*STATED PROBLEM*.
Your task is to write out the complete listing exactly as it is shown.

— start —

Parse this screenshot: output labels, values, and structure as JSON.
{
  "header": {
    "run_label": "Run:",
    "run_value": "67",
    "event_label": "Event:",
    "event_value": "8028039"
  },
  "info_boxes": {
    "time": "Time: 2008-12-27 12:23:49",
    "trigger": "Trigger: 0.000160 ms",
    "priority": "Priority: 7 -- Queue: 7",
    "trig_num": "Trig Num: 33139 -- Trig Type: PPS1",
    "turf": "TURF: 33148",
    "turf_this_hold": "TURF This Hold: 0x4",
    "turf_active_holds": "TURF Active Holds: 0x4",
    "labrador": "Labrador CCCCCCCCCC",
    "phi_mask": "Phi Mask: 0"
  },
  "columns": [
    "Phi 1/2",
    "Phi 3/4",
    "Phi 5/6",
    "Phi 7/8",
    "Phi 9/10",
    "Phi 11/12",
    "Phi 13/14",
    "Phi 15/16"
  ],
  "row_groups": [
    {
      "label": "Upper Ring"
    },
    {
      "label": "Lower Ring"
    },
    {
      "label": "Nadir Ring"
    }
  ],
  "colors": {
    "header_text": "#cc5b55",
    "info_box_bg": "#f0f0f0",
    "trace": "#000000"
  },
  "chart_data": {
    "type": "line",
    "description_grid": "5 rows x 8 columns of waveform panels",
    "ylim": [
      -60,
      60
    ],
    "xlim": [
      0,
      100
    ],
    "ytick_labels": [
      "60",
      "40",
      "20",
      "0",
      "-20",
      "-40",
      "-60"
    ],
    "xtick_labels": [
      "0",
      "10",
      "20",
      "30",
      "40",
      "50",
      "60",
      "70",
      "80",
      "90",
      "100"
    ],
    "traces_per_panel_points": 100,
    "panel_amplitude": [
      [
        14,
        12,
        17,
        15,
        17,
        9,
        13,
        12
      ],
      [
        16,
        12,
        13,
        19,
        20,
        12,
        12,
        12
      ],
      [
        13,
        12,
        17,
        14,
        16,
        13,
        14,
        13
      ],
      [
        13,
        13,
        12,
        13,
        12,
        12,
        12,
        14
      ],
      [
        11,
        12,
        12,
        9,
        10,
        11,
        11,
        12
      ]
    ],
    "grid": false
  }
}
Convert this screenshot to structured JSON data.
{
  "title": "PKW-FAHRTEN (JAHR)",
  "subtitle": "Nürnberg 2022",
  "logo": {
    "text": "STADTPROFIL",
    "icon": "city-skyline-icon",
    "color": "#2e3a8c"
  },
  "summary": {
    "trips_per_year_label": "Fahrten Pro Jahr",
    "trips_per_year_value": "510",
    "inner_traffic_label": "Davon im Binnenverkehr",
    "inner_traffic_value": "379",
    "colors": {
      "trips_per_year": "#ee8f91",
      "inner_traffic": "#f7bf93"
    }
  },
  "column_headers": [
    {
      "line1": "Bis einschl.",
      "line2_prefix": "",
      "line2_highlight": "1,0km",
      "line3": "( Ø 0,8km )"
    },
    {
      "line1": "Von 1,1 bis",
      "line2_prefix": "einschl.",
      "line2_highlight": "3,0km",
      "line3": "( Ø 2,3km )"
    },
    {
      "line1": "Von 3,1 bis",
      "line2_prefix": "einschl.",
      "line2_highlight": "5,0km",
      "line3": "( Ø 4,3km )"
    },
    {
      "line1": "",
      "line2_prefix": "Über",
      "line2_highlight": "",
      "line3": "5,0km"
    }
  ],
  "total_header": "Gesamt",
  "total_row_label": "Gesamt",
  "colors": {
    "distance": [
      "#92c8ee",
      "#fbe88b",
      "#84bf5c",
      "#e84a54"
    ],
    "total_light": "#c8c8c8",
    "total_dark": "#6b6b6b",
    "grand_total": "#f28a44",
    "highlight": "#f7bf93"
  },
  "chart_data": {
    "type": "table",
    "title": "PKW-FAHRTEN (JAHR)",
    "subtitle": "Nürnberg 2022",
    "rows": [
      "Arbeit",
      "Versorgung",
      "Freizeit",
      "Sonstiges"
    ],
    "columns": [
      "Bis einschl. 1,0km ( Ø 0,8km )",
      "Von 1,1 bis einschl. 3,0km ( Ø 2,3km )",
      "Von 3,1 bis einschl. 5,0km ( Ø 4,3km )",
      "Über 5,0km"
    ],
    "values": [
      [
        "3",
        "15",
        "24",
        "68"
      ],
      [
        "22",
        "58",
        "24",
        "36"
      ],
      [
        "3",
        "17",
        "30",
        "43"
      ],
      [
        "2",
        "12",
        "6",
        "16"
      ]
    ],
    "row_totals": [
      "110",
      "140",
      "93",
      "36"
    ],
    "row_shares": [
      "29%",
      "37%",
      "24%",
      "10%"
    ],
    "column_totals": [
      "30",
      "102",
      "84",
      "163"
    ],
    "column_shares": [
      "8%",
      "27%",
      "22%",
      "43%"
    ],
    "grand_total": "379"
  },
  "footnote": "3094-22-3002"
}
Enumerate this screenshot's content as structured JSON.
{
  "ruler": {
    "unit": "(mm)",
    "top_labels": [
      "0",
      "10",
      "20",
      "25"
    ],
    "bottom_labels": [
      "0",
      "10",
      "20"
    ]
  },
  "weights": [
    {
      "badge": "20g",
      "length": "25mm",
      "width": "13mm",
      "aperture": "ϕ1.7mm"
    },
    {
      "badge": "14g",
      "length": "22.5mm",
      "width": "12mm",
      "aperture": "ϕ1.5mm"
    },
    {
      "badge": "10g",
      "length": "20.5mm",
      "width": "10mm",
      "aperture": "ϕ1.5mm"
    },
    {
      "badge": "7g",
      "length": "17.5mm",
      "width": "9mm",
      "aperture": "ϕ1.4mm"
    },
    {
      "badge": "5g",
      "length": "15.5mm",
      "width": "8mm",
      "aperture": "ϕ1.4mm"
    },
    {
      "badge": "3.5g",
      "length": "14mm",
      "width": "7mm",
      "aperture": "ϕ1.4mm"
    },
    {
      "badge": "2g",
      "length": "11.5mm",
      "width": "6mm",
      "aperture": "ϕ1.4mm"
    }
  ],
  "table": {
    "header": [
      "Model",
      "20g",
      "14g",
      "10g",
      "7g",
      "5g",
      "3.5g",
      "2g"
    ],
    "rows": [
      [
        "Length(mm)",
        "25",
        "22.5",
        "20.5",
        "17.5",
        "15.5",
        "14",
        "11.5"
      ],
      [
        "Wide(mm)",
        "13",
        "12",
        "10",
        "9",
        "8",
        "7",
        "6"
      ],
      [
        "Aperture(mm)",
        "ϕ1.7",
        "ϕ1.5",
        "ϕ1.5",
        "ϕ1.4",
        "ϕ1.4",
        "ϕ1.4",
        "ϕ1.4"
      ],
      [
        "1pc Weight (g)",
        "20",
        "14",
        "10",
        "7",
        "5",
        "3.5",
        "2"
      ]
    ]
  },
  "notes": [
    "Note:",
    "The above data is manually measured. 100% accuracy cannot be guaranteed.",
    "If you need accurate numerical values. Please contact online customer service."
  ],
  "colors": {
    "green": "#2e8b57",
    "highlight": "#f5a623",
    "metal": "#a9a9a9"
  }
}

— end —

*RESPONSE TO THIS EXERCISE*.
Parse this screenshot: output labels, values, and structure as JSON.
{
  "header": {
    "run_label": "Run:",
    "run_value": "67",
    "event_label": "Event:",
    "event_value": "8028039"
  },
  "info_boxes": {
    "time": "Time: 2008-12-27 12:23:49",
    "trigger": "Trigger: 0.000160 ms",
    "priority": "Priority: 7 -- Queue: 7",
    "trig_num": "Trig Num: 33139 -- Trig Type: PPS1",
    "turf": "TURF: 33148",
    "turf_this_hold": "TURF This Hold: 0x4",
    "turf_active_holds": "TURF Active Holds: 0x4",
    "labrador": "Labrador CCCCCCCCCC",
    "phi_mask": "Phi Mask: 0"
  },
  "columns": [
    "Phi 1/2",
    "Phi 3/4",
    "Phi 5/6",
    "Phi 7/8",
    "Phi 9/10",
    "Phi 11/12",
    "Phi 13/14",
    "Phi 15/16"
  ],
  "row_groups": [
    {
      "label": "Upper Ring"
    },
    {
      "label": "Lower Ring"
    },
    {
      "label": "Nadir Ring"
    }
  ],
  "colors": {
    "header_text": "#cc5b55",
    "info_box_bg": "#f0f0f0",
    "trace": "#000000"
  },
  "chart_data": {
    "type": "line",
    "description_grid": "5 rows x 8 columns of waveform panels",
    "ylim": [
      -60,
      60
    ],
    "xlim": [
      0,
      100
    ],
    "ytick_labels": [
      "60",
      "40",
      "20",
      "0",
      "-20",
      "-40",
      "-60"
    ],
    "xtick_labels": [
      "0",
      "10",
      "20",
      "30",
      "40",
      "50",
      "60",
      "70",
      "80",
      "90",
      "100"
    ],
    "traces_per_panel_points": 100,
    "panel_amplitude": [
      [
        14,
        12,
        17,
        15,
        17,
        9,
        13,
        12
      ],
      [
        16,
        12,
        13,
        19,
        20,
        12,
        12,
        12
      ],
      [
        13,
        12,
        17,
        14,
        16,
        13,
        14,
        13
      ],
      [
        13,
        13,
        12,
        13,
        12,
        12,
        12,
        14
      ],
      [
        11,
        12,
        12,
        9,
        10,
        11,
        11,
        12
      ]
    ],
    "grid": false
  }
}
Convert this screenshot to structured JSON data.
{
  "title": "PKW-FAHRTEN (JAHR)",
  "subtitle": "Nürnberg 2022",
  "logo": {
    "text": "STADTPROFIL",
    "icon": "city-skyline-icon",
    "color": "#2e3a8c"
  },
  "summary": {
    "trips_per_year_label": "Fahrten Pro Jahr",
    "trips_per_year_value": "510",
    "inner_traffic_label": "Davon im Binnenverkehr",
    "inner_traffic_value": "379",
    "colors": {
      "trips_per_year": "#ee8f91",
      "inner_traffic": "#f7bf93"
    }
  },
  "column_headers": [
    {
      "line1": "Bis einschl.",
      "line2_prefix": "",
      "line2_highlight": "1,0km",
      "line3": "( Ø 0,8km )"
    },
    {
      "line1": "Von 1,1 bis",
      "line2_prefix": "einschl.",
      "line2_highlight": "3,0km",
      "line3": "( Ø 2,3km )"
    },
    {
      "line1": "Von 3,1 bis",
      "line2_prefix": "einschl.",
      "line2_highlight": "5,0km",
      "line3": "( Ø 4,3km )"
    },
    {
      "line1": "",
      "line2_prefix": "Über",
      "line2_highlight": "",
      "line3": "5,0km"
    }
  ],
  "total_header": "Gesamt",
  "total_row_label": "Gesamt",
  "colors": {
    "distance": [
      "#92c8ee",
      "#fbe88b",
      "#84bf5c",
      "#e84a54"
    ],
    "total_light": "#c8c8c8",
    "total_dark": "#6b6b6b",
    "grand_total": "#f28a44",
    "highlight": "#f7bf93"
  },
  "chart_data": {
    "type": "table",
    "title": "PKW-FAHRTEN (JAHR)",
    "subtitle": "Nürnberg 2022",
    "rows": [
      "Arbeit",
      "Versorgung",
      "Freizeit",
      "Sonstiges"
    ],
    "columns": [
      "Bis einschl. 1,0km ( Ø 0,8km )",
      "Von 1,1 bis einschl. 3,0km ( Ø 2,3km )",
      "Von 3,1 bis einschl. 5,0km ( Ø 4,3km )",
      "Über 5,0km"
    ],
    "values": [
      [
        "3",
        "15",
        "24",
        "68"
      ],
      [
        "22",
        "58",
        "24",
        "36"
      ],
      [
        "3",
        "17",
        "30",
        "43"
      ],
      [
        "2",
        "12",
        "6",
        "16"
      ]
    ],
    "row_totals": [
      "110",
      "140",
      "93",
      "36"
    ],
    "row_shares": [
      "29%",
      "37%",
      "24%",
      "10%"
    ],
    "column_totals": [
      "30",
      "102",
      "84",
      "163"
    ],
    "column_shares": [
      "8%",
      "27%",
      "22%",
      "43%"
    ],
    "grand_total": "379"
  },
  "footnote": "3094-22-3002"
}
Enumerate this screenshot's content as structured JSON.
{
  "ruler": {
    "unit": "(mm)",
    "top_labels": [
      "0",
      "10",
      "20",
      "25"
    ],
    "bottom_labels": [
      "0",
      "10",
      "20"
    ]
  },
  "weights": [
    {
      "badge": "20g",
      "length": "25mm",
      "width": "13mm",
      "aperture": "ϕ1.7mm"
    },
    {
      "badge": "14g",
      "length": "22.5mm",
      "width": "12mm",
      "aperture": "ϕ1.5mm"
    },
    {
      "badge": "10g",
      "length": "20.5mm",
      "width": "10mm",
      "aperture": "ϕ1.5mm"
    },
    {
      "badge": "7g",
      "length": "17.5mm",
      "width": "9mm",
      "aperture": "ϕ1.4mm"
    },
    {
      "badge": "5g",
      "length": "15.5mm",
      "width": "8mm",
      "aperture": "ϕ1.4mm"
    },
    {
      "badge": "3.5g",
      "length": "14mm",
      "width": "7mm",
      "aperture": "ϕ1.4mm"
    },
    {
      "badge": "2g",
      "length": "11.5mm",
      "width": "6mm",
      "aperture": "ϕ1.4mm"
    }
  ],
  "table": {
    "header": [
      "Model",
      "20g",
      "14g",
      "10g",
      "7g",
      "5g",
      "3.5g",
      "2g"
    ],
    "rows": [
      [
        "Length(mm)",
        "25",
        "22.5",
        "20.5",
        "17.5",
        "15.5",
        "14",
        "11.5"
      ],
      [
        "Wide(mm)",
        "13",
        "12",
        "10",
        "9",
        "8",
        "7",
        "6"
      ],
      [
        "Aperture(mm)",
        "ϕ1.7",
        "ϕ1.5",
        "ϕ1.5",
        "ϕ1.4",
        "ϕ1.4",
        "ϕ1.4",
        "ϕ1.4"
      ],
      [
        "1pc Weight (g)",
        "20",
        "14",
        "10",
        "7",
        "5",
        "3.5",
        "2"
      ]
    ]
  },
  "notes": [
    "Note:",
    "The above data is manually measured. 100% accuracy cannot be guaranteed.",
    "If you need accurate numerical values. Please contact online customer service."
  ],
  "colors": {
    "green": "#2e8b57",
    "highlight": "#f5a623",
    "metal": "#a9a9a9"
  }
}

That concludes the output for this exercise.